#### [Task]
Each record must be reproduced exactly as it is shown.

Dataset excerpt:
** begin **

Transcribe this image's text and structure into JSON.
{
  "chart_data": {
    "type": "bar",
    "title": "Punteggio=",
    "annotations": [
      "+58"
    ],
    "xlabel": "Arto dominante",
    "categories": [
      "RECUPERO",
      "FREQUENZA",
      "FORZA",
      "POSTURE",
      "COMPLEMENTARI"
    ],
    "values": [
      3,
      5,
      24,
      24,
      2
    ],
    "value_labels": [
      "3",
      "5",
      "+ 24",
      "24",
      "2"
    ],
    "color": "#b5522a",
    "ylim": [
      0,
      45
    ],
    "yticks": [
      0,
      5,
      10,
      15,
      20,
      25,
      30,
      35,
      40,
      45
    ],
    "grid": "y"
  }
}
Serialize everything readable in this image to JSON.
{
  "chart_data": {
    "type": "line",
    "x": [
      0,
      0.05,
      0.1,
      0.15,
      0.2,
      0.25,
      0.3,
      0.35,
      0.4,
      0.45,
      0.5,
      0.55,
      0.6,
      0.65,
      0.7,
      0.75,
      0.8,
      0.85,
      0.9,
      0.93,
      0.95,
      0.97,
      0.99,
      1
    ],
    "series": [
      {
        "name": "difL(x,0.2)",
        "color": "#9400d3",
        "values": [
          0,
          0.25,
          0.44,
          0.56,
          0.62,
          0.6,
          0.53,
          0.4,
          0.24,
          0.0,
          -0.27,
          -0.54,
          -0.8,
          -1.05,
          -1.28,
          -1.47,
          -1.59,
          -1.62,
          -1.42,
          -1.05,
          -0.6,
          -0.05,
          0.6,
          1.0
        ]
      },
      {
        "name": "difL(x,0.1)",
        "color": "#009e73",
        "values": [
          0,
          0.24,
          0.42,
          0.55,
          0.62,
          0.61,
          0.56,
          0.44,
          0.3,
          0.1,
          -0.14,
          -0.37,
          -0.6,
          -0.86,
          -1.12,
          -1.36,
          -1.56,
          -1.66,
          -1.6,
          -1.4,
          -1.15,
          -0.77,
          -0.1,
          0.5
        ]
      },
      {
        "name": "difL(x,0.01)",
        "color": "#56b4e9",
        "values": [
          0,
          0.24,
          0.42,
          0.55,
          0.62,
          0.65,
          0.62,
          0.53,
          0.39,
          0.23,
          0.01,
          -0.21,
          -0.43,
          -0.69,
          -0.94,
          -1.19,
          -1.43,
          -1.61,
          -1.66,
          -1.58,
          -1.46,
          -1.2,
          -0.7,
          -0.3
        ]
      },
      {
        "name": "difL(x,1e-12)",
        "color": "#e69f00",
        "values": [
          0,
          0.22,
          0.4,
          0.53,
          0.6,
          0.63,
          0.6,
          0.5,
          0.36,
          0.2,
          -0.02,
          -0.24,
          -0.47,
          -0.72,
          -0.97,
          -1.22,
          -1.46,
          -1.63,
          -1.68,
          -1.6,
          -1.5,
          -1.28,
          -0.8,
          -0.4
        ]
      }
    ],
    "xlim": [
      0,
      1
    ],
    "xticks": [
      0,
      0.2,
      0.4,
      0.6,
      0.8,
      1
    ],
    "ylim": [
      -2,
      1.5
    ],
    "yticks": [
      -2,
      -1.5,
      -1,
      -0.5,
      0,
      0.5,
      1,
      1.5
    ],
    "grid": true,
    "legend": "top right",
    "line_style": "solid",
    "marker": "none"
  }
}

** end **

#### [Solution]
Transcribe this image's text and structure into JSON.
{
  "chart_data": {
    "type": "bar",
    "title": "Punteggio=",
    "annotations": [
      "+58"
    ],
    "xlabel": "Arto dominante",
    "categories": [
      "RECUPERO",
      "FREQUENZA",
      "FORZA",
      "POSTURE",
      "COMPLEMENTARI"
    ],
    "values": [
      3,
      5,
      24,
      24,
      2
    ],
    "value_labels": [
      "3",
      "5",
      "+ 24",
      "24",
      "2"
    ],
    "color": "#b5522a",
    "ylim": [
      0,
      45
    ],
    "yticks": [
      0,
      5,
      10,
      15,
      20,
      25,
      30,
      35,
      40,
      45
    ],
    "grid": "y"
  }
}
Serialize everything readable in this image to JSON.
{
  "chart_data": {
    "type": "line",
    "x": [
      0,
      0.05,
      0.1,
      0.15,
      0.2,
      0.25,
      0.3,
      0.35,
      0.4,
      0.45,
      0.5,
      0.55,
      0.6,
      0.65,
      0.7,
      0.75,
      0.8,
      0.85,
      0.9,
      0.93,
      0.95,
      0.97,
      0.99,
      1
    ],
    "series": [
      {
        "name": "difL(x,0.2)",
        "color": "#9400d3",
        "values": [
          0,
          0.25,
          0.44,
          0.56,
          0.62,
          0.6,
          0.53,
          0.4,
          0.24,
          0.0,
          -0.27,
          -0.54,
          -0.8,
          -1.05,
          -1.28,
          -1.47,
          -1.59,
          -1.62,
          -1.42,
          -1.05,
          -0.6,
          -0.05,
          0.6,
          1.0
        ]
      },
      {
        "name": "difL(x,0.1)",
        "color": "#009e73",
        "values": [
          0,
          0.24,
          0.42,
          0.55,
          0.62,
          0.61,
          0.56,
          0.44,
          0.3,
          0.1,
          -0.14,
          -0.37,
          -0.6,
          -0.86,
          -1.12,
          -1.36,
          -1.56,
          -1.66,
          -1.6,
          -1.4,
          -1.15,
          -0.77,
          -0.1,
          0.5
        ]
      },
      {
        "name": "difL(x,0.01)",
        "color": "#56b4e9",
        "values": [
          0,
          0.24,
          0.42,
          0.55,
          0.62,
          0.65,
          0.62,
          0.53,
          0.39,
          0.23,
          0.01,
          -0.21,
          -0.43,
          -0.69,
          -0.94,
          -1.19,
          -1.43,
          -1.61,
          -1.66,
          -1.58,
          -1.46,
          -1.2,
          -0.7,
          -0.3
        ]
      },
      {
        "name": "difL(x,1e-12)",
        "color": "#e69f00",
        "values": [
          0,
          0.22,
          0.4,
          0.53,
          0.6,
          0.63,
          0.6,
          0.5,
          0.36,
          0.2,
          -0.02,
          -0.24,
          -0.47,
          -0.72,
          -0.97,
          -1.22,
          -1.46,
          -1.63,
          -1.68,
          -1.6,
          -1.5,
          -1.28,
          -0.8,
          -0.4
        ]
      }
    ],
    "xlim": [
      0,
      1
    ],
    "xticks": [
      0,
      0.2,
      0.4,
      0.6,
      0.8,
      1
    ],
    "ylim": [
      -2,
      1.5
    ],
    "yticks": [
      -2,
      -1.5,
      -1,
      -0.5,
      0,
      0.5,
      1,
      1.5
    ],
    "grid": true,
    "legend": "top right",
    "line_style": "solid",
    "marker": "none"
  }
}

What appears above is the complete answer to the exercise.